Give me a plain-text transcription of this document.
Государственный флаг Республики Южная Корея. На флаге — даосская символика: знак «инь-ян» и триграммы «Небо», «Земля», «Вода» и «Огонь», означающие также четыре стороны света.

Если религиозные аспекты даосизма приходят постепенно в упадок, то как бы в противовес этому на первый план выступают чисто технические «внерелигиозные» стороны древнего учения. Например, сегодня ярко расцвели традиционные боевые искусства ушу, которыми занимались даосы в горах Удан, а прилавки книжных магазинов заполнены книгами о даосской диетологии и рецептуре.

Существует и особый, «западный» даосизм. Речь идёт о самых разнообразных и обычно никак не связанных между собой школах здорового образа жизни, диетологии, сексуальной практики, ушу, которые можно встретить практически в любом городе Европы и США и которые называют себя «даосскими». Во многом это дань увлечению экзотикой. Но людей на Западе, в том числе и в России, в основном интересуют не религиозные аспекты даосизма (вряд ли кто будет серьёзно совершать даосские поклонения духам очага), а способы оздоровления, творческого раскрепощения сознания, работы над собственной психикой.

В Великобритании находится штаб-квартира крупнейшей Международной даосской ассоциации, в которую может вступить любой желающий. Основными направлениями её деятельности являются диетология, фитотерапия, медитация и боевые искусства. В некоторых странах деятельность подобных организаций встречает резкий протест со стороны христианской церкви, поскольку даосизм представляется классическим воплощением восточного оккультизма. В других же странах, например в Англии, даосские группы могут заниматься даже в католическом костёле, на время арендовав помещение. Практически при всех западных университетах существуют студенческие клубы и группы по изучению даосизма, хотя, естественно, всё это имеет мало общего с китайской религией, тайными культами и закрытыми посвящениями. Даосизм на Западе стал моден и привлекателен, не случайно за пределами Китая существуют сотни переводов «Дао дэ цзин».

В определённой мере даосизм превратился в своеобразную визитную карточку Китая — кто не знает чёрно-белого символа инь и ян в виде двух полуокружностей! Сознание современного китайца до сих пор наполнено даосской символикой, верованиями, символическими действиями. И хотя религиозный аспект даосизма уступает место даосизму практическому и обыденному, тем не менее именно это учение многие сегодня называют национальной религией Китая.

---*---

- _DESCRIPTION OF THE TASK_
Each line above is to be repeated exactly.

- _EXERCISE RESPONSE_
Give me a plain-text transcription of this document.
Государственный флаг Республики Южная Корея. На флаге — даосская символика: знак «инь-ян» и триграммы «Небо», «Земля», «Вода» и «Огонь», означающие также четыре стороны света.

Если религиозные аспекты даосизма приходят постепенно в упадок, то как бы в противовес этому на первый план выступают чисто технические «внерелигиозные» стороны древнего учения. Например, сегодня ярко расцвели традиционные боевые искусства ушу, которыми занимались даосы в горах Удан, а прилавки книжных магазинов заполнены книгами о даосской диетологии и рецептуре.

Существует и особый, «западный» даосизм. Речь идёт о самых разнообразных и обычно никак не связанных между собой школах здорового образа жизни, диетологии, сексуальной практики, ушу, которые можно встретить практически в любом городе Европы и США и которые называют себя «даосскими». Во многом это дань увлечению экзотикой. Но людей на Западе, в том числе и в России, в основном интересуют не религиозные аспекты даосизма (вряд ли кто будет серьёзно совершать даосские поклонения духам очага), а способы оздоровления, творческого раскрепощения сознания, работы над собственной психикой.

В Великобритании находится штаб-квартира крупнейшей Международной даосской ассоциации, в которую может вступить любой желающий. Основными направлениями её деятельности являются диетология, фитотерапия, медитация и боевые искусства. В некоторых странах деятельность подобных организаций встречает резкий протест со стороны христианской церкви, поскольку даосизм представляется классическим воплощением восточного оккультизма. В других же странах, например в Англии, даосские группы могут заниматься даже в католическом костёле, на время арендовав помещение. Практически при всех западных университетах существуют студенческие клубы и группы по изучению даосизма, хотя, естественно, всё это имеет мало общего с китайской религией, тайными культами и закрытыми посвящениями. Даосизм на Западе стал моден и привлекателен, не случайно за пределами Китая существуют сотни переводов «Дао дэ цзин».

В определённой мере даосизм превратился в своеобразную визитную карточку Китая — кто не знает чёрно-белого символа инь и ян в виде двух полуокружностей! Сознание современного китайца до сих пор наполнено даосской символикой, верованиями, символическими действиями. И хотя религиозный аспект даосизма уступает место даосизму практическому и обыденному, тем не менее именно это учение многие сегодня называют национальной религией Китая.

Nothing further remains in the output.